Vorliegender Text →
Kritik: Bella Germania

"Bella Germania" ist ein dreiteiliges Familienmelodram nach einem Roman von Daniel Speck, das nur knapp am Kitsch vorbeischrammt.
 

Der lange Blick zurück 

Amore, destino, segreto – Liebe, Schicksal und Geheimnis: So sind die drei Teile von "Bella Germania" überschrieben. Große Wörter, die leicht auch etwas Pathetisches haben können. Ambitioniert gibt sich der von Gregor Schnitzler ("Lotte am Bauhaus") inszenierte Dreiteiler allemal. Rund 60 Jahre deutsch-italienischer Geschichte werden hier verhandelt, auf privater wie politischer Ebene. 

Los geht es in der Gegenwart, in der die junge Designerin Julia von einem alten Mann angesprochen wird, der sich als ihr Großvater Alexander vorstellt und mit seinem Sohn Vincenzo sprechen will – Julias Vater, von dem ihre Mutter ihr immer erzählt hatte, dass er lange tot sei. In der ersten von vielen Rückblenden wird erzählt, wie Alexander in den 50er-Jahren als Ingenieur nach Italien kam und sich in die Dolmetscherin Giuletta verliebte. 

Culture-Clash

Das Skript schrieb Daniel Speck nach seinem eigenen Roman. Der Drehbuchautor hat sich mit "Meine verrückte türkische Hochzeit" und der Adaption von "Maria, ihm schmeckt’s nicht!" als eine Art Spezialist für Culture-Clash-Stoffe etabliert. Er schneidet von der Gastarbeitersituation über Emanzipation bis hin zu den politischen Wirren der 70er viele Themen an, ohne sie zu vertiefen. 

"Bella Germania" funktioniert so vor allem als gefühliges Familienmelodram, das knapp am Kitsch vorbei schrammt.

Arbeitsauftrag A → Nennen Sie sämtliche Figuren der Handlung, die in der Filmkritik mit Namen aufgeführt werden.
Arbeitsauftrag B → Schreiben Sie aus der Filmkritik den Abschnitt ab, der mit den Worten „Der lange Blick“ beginnt und nach den Worten „Dolmetscherin Giuletta verliebte.“ endet.

Daten zur Analyse des Dokumentlayouts:
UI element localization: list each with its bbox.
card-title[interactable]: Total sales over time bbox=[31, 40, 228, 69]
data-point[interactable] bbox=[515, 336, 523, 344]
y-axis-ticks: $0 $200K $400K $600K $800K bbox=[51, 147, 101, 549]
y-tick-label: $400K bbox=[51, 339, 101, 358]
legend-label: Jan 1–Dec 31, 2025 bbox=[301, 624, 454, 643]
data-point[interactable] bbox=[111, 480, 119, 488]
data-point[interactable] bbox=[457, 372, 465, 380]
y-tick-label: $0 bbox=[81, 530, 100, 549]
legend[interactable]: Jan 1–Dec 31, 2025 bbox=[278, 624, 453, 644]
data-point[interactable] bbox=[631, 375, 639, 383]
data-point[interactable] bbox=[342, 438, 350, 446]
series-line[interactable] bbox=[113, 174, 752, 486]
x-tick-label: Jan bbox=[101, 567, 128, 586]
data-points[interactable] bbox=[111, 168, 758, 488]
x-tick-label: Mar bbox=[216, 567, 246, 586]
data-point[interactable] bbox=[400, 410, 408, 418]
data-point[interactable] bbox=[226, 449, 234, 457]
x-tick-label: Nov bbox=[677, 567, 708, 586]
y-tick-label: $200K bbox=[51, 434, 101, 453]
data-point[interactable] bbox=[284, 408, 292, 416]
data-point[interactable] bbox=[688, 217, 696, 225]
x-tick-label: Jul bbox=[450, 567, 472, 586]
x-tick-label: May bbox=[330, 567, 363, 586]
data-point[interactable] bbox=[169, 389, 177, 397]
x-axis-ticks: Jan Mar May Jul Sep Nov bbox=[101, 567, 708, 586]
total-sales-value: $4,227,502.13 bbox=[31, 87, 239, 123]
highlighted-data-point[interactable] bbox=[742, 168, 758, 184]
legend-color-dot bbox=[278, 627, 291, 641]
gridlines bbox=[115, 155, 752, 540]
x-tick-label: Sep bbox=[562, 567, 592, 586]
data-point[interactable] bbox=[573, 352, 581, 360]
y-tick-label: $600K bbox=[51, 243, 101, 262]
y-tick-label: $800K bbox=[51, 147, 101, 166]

Lösung A → Julia, Alexander, Vincenzo, Giuletta

Lösung B →
Der lange Blick zurück 

Amore, destino, segreto – Liebe, Schicksal und Geheimnis: So sind die drei Teile von "Bella Germania" überschrieben. Große Wörter, die leicht auch etwas Pathetisches haben können. Ambitioniert gibt sich der von Gregor Schnitzler ("Lotte am Bauhaus") inszenierte Dreiteiler allemal. Rund 60 Jahre deutsch-italienischer Geschichte werden hier verhandelt, auf privater wie politischer Ebene. 

Los geht es in der Gegenwart, in der die junge Designerin Julia von einem alten Mann angesprochen wird, der sich als ihr Großvater Alexander vorstellt und mit seinem Sohn Vincenzo sprechen will – Julias Vater, von dem ihre Mutter ihr immer erzählt hatte, dass er lange tot sei. In der ersten von vielen Rückblenden wird erzählt, wie Alexander in den 50er-Jahren als Ingenieur nach Italien kam und sich in die Dolmetscherin Giuletta verliebte.